> [Supplied material]:
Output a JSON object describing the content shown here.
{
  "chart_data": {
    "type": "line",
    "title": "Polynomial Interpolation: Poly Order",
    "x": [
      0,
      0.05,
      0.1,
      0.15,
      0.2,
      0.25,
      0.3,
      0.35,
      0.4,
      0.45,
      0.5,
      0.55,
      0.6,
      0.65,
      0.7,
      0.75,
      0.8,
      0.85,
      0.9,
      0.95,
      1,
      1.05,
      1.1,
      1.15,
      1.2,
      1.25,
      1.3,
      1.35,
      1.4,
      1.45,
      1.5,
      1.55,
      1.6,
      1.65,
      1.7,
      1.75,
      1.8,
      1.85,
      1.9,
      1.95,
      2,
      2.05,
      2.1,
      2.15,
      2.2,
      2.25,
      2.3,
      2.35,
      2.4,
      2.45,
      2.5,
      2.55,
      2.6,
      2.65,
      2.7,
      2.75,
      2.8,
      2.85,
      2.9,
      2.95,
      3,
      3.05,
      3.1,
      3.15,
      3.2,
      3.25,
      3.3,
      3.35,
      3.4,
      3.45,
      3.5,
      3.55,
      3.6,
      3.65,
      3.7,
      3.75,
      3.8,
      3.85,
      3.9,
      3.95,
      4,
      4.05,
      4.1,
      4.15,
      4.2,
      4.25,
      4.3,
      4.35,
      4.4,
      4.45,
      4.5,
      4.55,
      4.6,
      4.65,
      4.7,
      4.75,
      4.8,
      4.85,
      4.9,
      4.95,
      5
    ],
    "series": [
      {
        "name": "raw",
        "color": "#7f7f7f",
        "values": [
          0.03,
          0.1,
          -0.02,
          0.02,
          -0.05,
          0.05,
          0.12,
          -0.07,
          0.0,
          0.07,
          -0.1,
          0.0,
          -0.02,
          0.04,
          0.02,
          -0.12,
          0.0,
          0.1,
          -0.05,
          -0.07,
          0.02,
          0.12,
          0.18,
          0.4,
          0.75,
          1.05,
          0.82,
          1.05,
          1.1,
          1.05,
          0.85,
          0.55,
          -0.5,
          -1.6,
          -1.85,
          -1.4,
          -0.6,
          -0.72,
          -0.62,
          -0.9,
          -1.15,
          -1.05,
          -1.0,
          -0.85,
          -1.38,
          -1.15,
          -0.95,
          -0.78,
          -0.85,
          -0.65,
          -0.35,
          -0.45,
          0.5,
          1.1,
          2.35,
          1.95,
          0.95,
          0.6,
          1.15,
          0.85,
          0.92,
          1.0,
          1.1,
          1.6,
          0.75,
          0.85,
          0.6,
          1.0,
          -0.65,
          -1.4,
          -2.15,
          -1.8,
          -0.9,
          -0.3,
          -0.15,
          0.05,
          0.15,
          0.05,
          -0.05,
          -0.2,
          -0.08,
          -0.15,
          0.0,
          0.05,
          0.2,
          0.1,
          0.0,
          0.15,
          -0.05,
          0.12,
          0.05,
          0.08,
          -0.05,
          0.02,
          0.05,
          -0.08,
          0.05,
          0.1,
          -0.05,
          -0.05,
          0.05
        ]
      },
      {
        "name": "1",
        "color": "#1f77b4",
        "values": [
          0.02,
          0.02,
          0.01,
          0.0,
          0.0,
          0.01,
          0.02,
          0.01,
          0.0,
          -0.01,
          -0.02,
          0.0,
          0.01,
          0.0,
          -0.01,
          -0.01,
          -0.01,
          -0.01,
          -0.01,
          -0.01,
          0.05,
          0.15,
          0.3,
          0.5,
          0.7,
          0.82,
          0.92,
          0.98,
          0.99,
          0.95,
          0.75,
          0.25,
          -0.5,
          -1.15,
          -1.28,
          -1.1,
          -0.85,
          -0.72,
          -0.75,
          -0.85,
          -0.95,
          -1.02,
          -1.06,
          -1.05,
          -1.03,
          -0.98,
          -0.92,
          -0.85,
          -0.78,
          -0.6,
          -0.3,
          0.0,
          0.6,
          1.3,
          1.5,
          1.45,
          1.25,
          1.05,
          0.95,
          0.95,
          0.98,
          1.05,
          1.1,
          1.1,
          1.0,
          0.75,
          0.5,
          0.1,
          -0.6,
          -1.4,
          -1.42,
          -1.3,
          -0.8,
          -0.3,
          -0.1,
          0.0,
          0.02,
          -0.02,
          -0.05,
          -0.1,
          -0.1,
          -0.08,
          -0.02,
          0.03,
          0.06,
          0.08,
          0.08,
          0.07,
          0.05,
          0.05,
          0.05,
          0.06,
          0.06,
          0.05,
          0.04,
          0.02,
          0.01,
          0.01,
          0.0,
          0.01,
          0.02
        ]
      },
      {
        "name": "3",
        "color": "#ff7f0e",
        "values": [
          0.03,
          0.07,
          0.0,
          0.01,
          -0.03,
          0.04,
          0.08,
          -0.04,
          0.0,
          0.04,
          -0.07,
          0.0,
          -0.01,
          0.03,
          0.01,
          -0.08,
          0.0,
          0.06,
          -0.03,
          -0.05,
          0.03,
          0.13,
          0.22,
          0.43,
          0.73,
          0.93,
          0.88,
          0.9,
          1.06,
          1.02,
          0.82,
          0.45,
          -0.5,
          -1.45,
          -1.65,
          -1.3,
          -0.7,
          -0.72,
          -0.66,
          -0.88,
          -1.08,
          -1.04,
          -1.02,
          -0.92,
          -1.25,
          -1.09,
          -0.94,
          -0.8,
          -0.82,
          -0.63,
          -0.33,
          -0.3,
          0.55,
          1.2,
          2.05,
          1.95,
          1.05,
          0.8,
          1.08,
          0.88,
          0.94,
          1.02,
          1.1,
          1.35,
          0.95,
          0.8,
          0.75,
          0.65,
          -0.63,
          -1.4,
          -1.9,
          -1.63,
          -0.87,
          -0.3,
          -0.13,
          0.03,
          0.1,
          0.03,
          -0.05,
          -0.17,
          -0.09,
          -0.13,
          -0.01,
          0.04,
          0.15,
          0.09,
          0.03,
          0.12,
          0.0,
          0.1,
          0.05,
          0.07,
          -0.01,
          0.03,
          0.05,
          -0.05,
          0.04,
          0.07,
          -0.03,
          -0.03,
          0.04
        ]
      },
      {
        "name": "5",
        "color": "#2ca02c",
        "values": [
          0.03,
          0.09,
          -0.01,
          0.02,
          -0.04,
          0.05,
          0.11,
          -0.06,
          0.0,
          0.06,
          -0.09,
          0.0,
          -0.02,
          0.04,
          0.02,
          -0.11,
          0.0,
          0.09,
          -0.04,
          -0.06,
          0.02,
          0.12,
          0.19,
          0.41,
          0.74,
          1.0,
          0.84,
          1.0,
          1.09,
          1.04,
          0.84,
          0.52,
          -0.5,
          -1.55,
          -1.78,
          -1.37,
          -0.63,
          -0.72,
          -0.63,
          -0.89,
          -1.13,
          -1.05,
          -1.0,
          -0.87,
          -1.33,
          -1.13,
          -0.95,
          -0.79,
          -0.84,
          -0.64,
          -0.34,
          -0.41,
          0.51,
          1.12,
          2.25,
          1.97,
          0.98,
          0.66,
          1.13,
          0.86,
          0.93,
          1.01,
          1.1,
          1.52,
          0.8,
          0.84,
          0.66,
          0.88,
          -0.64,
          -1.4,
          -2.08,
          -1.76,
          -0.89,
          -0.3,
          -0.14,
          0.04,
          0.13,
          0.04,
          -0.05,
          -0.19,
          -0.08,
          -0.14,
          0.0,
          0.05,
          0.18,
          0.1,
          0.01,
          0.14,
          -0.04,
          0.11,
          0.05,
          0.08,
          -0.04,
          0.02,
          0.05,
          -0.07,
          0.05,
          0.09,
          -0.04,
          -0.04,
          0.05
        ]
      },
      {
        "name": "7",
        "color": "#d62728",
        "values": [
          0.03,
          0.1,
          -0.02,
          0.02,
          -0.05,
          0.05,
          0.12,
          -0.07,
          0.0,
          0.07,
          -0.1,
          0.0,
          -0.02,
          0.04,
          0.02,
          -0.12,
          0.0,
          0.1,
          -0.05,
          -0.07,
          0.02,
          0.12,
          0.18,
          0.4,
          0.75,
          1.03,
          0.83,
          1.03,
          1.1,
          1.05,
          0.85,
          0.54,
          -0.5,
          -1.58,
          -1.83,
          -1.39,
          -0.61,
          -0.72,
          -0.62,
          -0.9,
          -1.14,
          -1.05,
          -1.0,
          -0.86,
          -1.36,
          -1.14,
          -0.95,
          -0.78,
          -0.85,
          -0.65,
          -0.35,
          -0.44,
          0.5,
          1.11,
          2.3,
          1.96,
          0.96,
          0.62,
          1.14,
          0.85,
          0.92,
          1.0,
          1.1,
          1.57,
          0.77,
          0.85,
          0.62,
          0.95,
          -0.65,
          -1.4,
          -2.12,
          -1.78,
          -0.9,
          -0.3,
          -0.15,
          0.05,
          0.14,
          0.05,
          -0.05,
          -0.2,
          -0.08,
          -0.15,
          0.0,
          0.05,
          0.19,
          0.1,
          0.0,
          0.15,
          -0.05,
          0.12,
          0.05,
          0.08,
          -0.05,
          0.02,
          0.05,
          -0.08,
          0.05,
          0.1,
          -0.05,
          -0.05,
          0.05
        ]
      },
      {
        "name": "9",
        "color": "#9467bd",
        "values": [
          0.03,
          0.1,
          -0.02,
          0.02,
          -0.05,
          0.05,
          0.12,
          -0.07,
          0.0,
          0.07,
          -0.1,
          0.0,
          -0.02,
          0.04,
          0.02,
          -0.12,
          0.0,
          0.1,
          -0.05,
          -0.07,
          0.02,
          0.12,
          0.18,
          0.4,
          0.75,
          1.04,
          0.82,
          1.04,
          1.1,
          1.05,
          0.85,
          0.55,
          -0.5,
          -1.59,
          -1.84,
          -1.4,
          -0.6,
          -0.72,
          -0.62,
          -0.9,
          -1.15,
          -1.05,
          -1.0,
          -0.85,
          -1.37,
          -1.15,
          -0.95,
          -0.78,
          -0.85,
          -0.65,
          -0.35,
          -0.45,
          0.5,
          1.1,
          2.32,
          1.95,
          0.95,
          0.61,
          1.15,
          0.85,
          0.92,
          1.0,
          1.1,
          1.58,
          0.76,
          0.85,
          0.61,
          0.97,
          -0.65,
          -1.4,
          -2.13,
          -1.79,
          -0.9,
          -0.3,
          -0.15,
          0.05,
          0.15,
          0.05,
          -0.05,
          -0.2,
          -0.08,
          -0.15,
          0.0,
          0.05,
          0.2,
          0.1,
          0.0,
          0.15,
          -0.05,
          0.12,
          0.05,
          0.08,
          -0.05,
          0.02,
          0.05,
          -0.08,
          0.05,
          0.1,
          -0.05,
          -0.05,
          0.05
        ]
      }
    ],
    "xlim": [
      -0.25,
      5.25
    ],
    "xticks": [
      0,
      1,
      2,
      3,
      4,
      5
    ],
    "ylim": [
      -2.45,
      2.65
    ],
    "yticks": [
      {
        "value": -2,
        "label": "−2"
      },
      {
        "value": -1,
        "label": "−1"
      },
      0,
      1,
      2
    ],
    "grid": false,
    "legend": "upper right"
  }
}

> [The exercise]: Scan the material above. Return every line containing the string "name".

> [Solved exercise]:
        "name": "raw",
        "name": "1",
        "name": "3",
        "name": "5",
        "name": "7",
        "name": "9",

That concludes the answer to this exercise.